__WRITTEN REQUEST__.
Each line of the listing that contains the word "dari" is to be copied.

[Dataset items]
⟨
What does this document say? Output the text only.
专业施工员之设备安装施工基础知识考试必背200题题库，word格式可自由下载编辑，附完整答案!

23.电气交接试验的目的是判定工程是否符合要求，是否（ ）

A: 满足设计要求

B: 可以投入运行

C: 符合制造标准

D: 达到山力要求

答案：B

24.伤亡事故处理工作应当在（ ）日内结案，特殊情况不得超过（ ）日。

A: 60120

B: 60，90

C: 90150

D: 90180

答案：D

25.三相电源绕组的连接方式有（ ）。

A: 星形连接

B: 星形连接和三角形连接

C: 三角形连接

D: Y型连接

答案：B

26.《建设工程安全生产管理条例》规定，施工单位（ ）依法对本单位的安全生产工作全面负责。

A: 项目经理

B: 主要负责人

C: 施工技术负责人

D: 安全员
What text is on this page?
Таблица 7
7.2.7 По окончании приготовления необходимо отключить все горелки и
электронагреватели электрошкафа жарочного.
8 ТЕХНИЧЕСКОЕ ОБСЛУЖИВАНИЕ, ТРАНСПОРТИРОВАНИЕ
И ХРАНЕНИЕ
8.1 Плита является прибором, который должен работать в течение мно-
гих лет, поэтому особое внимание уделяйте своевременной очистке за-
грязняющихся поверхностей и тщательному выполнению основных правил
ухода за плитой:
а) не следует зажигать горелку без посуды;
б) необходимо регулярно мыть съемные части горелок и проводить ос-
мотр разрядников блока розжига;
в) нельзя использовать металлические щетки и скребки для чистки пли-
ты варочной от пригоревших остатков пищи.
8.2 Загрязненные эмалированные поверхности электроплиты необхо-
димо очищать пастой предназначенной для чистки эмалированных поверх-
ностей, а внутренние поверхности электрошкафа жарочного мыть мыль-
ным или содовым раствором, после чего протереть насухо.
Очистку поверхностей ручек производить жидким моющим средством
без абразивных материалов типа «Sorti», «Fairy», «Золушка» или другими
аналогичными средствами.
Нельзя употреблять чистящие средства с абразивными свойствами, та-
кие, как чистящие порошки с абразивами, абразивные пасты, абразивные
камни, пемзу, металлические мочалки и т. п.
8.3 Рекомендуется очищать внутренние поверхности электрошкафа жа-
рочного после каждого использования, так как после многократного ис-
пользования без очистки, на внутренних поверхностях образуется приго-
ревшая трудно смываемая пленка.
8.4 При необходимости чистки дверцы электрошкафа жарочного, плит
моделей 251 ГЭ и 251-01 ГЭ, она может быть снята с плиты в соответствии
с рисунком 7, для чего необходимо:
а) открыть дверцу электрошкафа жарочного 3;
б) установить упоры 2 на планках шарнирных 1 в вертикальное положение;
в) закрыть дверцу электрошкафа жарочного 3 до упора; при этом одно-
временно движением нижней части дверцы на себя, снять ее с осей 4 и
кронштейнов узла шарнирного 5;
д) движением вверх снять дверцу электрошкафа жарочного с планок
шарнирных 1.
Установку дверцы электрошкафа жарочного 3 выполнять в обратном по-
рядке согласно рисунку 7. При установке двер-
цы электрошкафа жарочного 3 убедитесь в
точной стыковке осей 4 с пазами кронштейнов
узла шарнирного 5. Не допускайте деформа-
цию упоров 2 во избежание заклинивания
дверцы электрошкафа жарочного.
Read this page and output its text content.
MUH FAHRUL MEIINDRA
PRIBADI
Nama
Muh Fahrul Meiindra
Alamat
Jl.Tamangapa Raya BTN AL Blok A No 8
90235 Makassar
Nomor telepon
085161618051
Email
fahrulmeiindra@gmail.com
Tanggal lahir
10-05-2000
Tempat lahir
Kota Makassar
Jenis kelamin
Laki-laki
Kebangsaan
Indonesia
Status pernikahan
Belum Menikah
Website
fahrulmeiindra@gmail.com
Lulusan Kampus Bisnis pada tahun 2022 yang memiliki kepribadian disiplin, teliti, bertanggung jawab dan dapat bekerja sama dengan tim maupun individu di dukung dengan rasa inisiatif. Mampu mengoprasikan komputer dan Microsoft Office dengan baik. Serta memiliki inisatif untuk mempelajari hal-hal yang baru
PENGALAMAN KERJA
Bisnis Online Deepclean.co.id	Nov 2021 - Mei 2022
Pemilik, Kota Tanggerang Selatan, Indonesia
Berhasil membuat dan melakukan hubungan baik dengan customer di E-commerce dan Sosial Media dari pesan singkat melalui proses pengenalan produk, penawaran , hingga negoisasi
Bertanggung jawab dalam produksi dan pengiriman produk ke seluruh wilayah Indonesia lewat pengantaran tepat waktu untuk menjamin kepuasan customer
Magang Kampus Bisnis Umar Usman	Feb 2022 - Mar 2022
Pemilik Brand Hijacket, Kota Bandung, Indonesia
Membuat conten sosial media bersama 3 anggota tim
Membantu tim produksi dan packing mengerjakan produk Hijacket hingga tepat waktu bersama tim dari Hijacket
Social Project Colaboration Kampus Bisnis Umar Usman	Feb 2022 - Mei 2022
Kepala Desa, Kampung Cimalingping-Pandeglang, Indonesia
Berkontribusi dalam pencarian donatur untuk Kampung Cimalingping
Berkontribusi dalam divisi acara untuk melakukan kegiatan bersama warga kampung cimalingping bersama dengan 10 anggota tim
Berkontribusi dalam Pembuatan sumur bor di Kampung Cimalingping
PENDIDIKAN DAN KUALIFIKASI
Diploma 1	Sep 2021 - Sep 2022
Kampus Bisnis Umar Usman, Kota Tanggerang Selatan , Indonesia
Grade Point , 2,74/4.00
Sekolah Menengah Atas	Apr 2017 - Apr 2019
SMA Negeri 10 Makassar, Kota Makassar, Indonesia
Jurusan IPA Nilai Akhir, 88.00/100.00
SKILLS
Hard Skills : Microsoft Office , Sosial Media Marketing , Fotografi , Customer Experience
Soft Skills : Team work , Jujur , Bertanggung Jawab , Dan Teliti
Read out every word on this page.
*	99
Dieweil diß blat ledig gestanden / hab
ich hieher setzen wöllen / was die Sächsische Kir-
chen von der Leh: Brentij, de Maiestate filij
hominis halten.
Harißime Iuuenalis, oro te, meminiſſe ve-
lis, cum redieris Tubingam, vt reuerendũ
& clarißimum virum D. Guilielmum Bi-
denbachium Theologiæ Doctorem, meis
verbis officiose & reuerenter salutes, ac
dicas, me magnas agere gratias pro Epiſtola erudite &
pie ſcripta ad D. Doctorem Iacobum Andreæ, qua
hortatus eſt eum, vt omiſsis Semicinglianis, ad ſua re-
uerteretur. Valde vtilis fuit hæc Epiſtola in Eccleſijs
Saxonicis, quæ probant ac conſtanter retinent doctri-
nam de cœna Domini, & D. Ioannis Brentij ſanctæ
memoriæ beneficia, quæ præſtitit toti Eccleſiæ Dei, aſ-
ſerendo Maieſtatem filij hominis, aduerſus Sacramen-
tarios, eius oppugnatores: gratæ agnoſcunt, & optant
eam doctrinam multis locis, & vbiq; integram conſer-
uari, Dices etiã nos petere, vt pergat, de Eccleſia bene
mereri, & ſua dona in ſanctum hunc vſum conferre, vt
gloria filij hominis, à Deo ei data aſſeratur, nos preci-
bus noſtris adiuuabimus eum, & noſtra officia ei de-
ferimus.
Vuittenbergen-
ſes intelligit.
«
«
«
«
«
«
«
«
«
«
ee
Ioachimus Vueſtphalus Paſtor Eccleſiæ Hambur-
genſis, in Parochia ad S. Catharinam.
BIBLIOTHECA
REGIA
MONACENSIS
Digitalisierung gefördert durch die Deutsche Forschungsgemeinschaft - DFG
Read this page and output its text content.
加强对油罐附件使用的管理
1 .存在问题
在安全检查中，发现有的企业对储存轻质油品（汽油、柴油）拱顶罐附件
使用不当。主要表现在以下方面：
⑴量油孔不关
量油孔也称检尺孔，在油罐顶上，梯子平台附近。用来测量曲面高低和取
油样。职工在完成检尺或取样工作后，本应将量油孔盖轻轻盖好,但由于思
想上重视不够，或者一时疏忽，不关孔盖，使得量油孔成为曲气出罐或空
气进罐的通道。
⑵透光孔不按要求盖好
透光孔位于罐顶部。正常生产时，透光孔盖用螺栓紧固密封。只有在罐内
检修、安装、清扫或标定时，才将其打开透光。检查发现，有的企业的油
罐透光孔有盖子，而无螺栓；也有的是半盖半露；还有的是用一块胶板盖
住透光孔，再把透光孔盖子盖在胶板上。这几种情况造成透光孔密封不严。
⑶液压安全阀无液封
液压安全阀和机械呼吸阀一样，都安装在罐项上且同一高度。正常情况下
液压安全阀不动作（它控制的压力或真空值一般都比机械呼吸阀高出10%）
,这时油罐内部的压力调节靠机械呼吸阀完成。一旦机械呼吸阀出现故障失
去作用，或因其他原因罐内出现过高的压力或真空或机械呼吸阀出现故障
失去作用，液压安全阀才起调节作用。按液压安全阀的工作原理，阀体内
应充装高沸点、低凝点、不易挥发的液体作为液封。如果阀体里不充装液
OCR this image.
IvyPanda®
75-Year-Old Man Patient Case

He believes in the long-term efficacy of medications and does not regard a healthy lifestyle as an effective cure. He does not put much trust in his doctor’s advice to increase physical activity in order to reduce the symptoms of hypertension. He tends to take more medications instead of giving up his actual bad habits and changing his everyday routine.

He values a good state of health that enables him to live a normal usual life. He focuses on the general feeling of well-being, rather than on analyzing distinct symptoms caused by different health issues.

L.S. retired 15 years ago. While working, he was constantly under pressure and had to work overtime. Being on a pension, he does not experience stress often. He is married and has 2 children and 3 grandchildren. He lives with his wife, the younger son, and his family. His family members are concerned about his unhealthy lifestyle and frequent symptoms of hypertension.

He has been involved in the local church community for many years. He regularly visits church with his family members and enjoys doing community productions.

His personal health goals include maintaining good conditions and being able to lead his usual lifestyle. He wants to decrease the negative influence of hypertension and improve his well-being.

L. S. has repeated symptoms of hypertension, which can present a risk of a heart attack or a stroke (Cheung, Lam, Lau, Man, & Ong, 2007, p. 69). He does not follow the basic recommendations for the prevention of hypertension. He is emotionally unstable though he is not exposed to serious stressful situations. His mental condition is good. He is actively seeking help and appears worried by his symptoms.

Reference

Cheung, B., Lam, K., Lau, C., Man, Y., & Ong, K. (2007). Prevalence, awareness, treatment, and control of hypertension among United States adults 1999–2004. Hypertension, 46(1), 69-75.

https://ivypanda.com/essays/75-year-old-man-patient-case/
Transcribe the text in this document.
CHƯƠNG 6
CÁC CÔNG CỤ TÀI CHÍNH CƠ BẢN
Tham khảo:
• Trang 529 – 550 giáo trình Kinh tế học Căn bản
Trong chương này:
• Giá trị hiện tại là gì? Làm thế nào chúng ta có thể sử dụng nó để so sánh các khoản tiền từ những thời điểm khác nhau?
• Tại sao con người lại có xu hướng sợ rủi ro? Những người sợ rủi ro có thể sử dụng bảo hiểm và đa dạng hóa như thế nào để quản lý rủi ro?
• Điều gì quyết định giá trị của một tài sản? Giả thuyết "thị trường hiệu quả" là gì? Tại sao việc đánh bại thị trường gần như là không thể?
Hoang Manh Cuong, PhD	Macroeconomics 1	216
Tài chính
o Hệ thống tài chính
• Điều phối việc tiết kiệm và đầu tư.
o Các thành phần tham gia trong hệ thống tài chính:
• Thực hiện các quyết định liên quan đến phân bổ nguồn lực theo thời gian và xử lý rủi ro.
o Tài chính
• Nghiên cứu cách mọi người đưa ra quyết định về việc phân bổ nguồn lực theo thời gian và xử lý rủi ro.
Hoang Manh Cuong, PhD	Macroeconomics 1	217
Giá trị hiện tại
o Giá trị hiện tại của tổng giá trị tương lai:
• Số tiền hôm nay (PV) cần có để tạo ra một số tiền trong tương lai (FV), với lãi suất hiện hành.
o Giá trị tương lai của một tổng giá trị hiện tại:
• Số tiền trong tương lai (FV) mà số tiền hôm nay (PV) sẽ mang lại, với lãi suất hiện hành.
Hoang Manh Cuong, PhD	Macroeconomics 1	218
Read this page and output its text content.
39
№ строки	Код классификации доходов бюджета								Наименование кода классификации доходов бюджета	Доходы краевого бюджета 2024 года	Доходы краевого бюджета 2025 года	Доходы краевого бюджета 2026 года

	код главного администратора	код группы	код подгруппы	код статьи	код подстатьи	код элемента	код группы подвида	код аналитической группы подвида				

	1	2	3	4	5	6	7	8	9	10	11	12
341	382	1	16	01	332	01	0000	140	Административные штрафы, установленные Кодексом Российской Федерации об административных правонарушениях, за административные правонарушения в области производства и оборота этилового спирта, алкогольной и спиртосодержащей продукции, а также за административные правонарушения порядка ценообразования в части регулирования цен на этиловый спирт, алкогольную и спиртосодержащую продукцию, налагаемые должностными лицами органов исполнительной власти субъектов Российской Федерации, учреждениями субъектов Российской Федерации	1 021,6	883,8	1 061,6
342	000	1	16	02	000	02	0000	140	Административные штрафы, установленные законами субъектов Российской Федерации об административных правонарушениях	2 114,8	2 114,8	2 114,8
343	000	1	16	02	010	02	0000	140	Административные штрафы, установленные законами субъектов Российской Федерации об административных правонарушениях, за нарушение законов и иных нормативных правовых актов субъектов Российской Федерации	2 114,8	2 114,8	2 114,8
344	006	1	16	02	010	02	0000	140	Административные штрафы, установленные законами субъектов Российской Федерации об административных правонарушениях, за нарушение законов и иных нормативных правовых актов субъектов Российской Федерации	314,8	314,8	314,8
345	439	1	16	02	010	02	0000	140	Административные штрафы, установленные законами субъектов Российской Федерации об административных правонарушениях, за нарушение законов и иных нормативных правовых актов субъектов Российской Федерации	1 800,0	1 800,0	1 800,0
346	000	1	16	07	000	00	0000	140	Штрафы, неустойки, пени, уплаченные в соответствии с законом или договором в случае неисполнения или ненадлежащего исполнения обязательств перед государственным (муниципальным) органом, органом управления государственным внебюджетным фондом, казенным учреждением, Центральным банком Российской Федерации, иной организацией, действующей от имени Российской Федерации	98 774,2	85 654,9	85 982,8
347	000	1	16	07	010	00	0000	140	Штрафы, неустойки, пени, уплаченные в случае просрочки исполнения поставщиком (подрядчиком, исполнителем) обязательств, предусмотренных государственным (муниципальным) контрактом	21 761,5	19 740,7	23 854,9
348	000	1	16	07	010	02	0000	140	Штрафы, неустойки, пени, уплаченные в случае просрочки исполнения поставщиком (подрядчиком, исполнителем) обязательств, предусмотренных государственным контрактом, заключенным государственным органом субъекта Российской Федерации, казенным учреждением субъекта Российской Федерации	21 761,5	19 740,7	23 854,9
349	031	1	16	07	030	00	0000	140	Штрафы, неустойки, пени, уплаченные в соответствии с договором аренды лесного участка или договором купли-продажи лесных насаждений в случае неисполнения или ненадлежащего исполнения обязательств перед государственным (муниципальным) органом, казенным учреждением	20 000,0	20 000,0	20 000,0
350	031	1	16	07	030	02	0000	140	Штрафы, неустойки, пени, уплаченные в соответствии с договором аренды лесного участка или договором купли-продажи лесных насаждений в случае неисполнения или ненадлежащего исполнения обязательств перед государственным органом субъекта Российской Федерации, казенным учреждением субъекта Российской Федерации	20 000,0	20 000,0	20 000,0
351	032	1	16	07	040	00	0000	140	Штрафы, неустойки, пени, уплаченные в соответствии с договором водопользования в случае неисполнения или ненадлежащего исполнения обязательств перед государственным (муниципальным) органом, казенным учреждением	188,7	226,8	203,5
⟩
__FINISHED ANSWER__.
Berhasil membuat dan melakukan hubungan baik dengan customer di E-commerce dan Sosial Media dari pesan singkat melalui proses pengenalan produk, penawaran , hingga negoisasi
Membantu tim produksi dan packing mengerjakan produk Hijacket hingga tepat waktu bersama tim dari Hijacket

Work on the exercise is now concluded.